> _WHAT IS EXPECTED_: Identify and pull out each line of the entries in which "favicon" occurs.
* * * * * * *
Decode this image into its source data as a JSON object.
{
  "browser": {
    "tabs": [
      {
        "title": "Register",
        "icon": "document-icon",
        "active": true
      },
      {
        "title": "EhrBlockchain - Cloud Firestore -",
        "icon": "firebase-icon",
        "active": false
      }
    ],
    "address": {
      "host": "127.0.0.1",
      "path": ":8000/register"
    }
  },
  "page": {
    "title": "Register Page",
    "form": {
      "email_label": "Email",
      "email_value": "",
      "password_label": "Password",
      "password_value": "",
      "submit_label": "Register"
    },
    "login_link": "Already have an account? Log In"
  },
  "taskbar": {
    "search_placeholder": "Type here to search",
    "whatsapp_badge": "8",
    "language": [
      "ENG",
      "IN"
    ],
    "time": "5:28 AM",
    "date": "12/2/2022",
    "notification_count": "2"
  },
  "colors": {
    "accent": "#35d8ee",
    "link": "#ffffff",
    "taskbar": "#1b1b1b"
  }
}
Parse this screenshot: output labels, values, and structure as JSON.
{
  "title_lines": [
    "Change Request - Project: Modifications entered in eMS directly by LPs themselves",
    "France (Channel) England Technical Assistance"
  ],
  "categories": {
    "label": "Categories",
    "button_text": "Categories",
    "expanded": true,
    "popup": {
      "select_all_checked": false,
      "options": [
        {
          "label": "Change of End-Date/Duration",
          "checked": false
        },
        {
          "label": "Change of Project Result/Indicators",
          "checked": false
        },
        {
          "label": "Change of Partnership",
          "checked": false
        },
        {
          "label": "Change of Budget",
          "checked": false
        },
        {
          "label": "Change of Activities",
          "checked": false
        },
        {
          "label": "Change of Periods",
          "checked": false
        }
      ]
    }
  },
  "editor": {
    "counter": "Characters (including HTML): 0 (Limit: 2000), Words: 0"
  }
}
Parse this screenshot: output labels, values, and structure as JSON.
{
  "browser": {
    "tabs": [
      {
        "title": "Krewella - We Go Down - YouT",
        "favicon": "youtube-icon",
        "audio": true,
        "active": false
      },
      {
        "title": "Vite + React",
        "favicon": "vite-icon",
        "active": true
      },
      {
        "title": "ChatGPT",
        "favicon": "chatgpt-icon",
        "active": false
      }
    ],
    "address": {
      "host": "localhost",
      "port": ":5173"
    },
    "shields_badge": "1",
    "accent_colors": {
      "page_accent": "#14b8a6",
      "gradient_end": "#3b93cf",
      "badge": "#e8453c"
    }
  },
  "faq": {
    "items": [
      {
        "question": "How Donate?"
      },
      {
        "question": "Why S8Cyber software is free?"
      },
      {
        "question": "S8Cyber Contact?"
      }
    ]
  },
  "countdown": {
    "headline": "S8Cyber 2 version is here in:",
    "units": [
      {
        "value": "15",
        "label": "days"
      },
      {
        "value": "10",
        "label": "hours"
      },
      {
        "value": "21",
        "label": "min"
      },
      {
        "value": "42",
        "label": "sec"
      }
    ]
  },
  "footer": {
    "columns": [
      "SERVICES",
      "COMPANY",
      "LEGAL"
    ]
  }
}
* * * * * * *
> _FINAL ANSWER_:
        "favicon": "youtube-icon",
        "favicon": "vite-icon",
        "favicon": "chatgpt-icon",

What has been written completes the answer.